begin SOURCE RECORDS
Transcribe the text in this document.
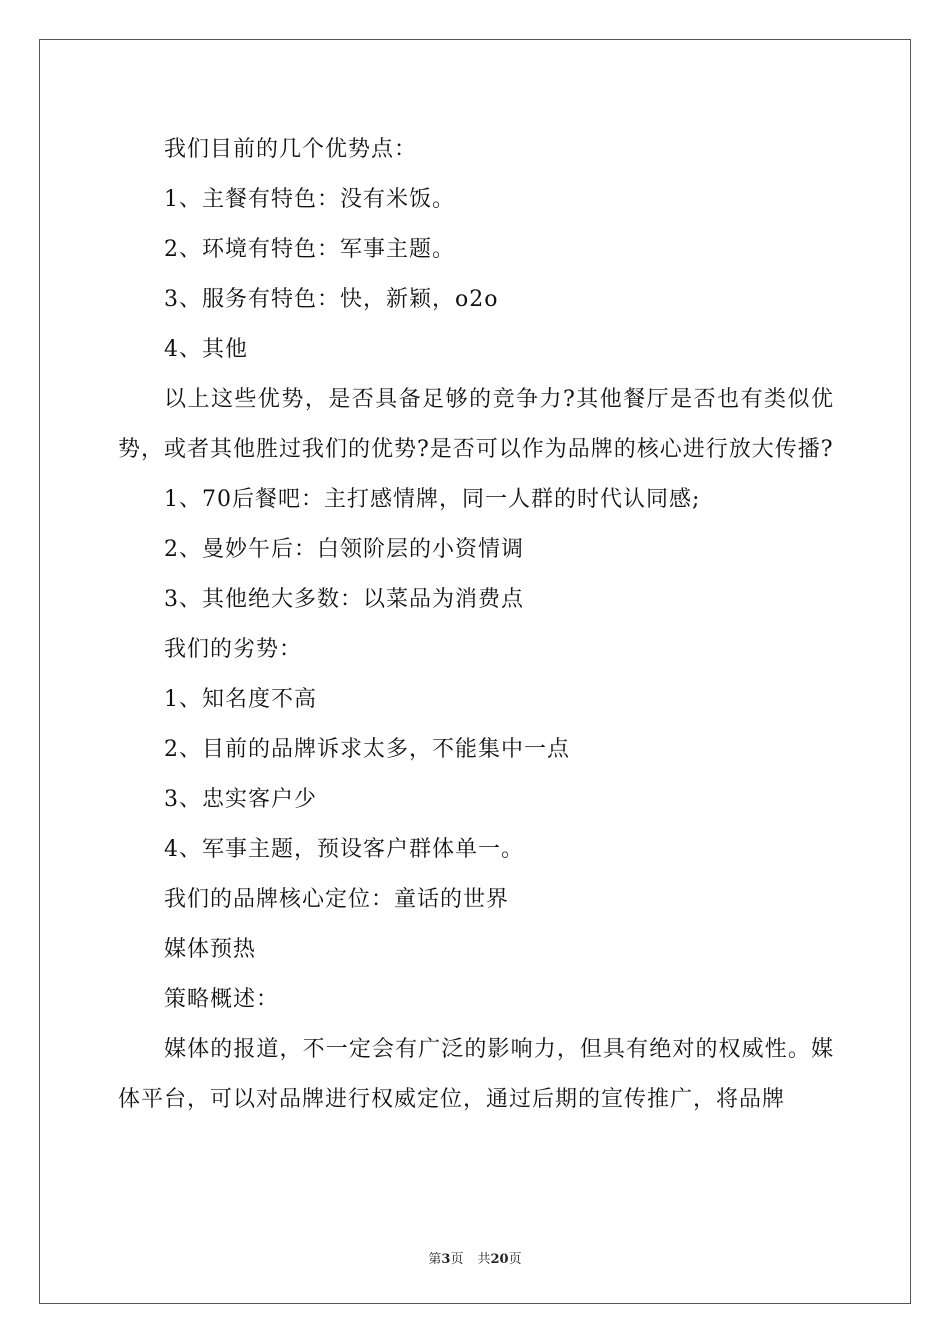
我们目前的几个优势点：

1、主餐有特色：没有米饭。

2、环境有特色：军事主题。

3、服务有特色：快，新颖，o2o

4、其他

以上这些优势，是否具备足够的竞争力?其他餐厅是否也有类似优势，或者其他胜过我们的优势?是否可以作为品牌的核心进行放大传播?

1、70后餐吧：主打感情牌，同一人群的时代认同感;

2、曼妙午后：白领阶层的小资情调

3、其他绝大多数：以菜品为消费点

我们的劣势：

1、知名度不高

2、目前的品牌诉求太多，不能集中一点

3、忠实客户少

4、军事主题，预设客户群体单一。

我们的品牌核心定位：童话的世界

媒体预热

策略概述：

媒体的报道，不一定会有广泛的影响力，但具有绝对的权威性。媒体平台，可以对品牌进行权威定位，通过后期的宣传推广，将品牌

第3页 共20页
end SOURCE RECORDS
begin SOURCE RECORDS
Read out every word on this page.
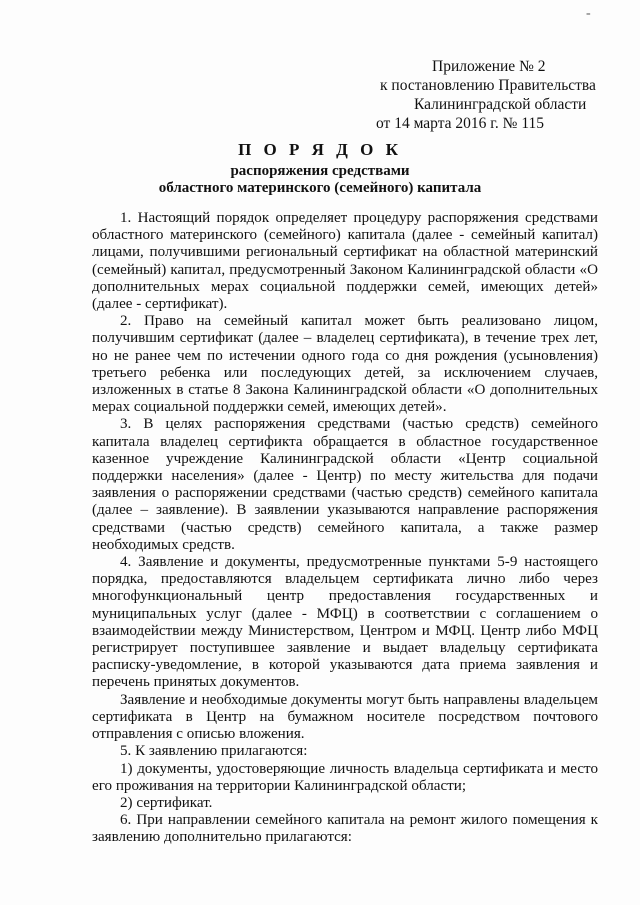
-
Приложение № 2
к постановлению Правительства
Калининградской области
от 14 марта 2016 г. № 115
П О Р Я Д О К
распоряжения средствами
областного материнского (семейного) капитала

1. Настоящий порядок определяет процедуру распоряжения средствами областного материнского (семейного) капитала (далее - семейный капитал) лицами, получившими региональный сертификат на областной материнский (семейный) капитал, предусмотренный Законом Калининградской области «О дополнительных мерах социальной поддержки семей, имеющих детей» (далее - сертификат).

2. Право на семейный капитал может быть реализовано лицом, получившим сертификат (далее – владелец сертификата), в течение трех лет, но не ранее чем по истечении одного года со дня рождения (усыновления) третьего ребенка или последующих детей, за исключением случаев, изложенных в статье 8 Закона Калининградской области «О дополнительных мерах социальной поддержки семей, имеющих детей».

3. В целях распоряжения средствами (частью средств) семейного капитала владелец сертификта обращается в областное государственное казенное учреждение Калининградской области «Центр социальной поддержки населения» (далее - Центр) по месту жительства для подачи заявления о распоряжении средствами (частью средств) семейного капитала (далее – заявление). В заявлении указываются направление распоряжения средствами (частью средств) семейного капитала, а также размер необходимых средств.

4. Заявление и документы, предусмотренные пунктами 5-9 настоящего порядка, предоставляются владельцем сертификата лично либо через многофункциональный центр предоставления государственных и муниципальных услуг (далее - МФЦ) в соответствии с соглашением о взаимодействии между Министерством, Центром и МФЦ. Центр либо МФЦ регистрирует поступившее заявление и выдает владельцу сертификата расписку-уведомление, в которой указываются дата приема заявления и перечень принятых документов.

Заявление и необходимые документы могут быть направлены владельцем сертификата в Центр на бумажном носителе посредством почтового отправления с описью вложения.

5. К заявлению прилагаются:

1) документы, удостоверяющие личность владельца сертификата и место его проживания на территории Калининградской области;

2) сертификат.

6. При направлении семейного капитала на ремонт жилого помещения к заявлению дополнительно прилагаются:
end SOURCE RECORDS
WHAT THE TASK ASKS - Show the lines from the data above that contain the string "семейный".

RIGHT ANSWER -
1. Настоящий порядок определяет процедуру распоряжения средствами областного материнского (семейного) капитала (далее - семейный капитал) лицами, получившими региональный сертификат на областной материнский (семейный) капитал, предусмотренный Законом Калининградской области «О дополнительных мерах социальной поддержки семей, имеющих детей» (далее - сертификат).
2. Право на семейный капитал может быть реализовано лицом, получившим сертификат (далее – владелец сертификата), в течение трех лет, но не ранее чем по истечении одного года со дня рождения (усыновления) третьего ребенка или последующих детей, за исключением случаев, изложенных в статье 8 Закона Калининградской области «О дополнительных мерах социальной поддержки семей, имеющих детей».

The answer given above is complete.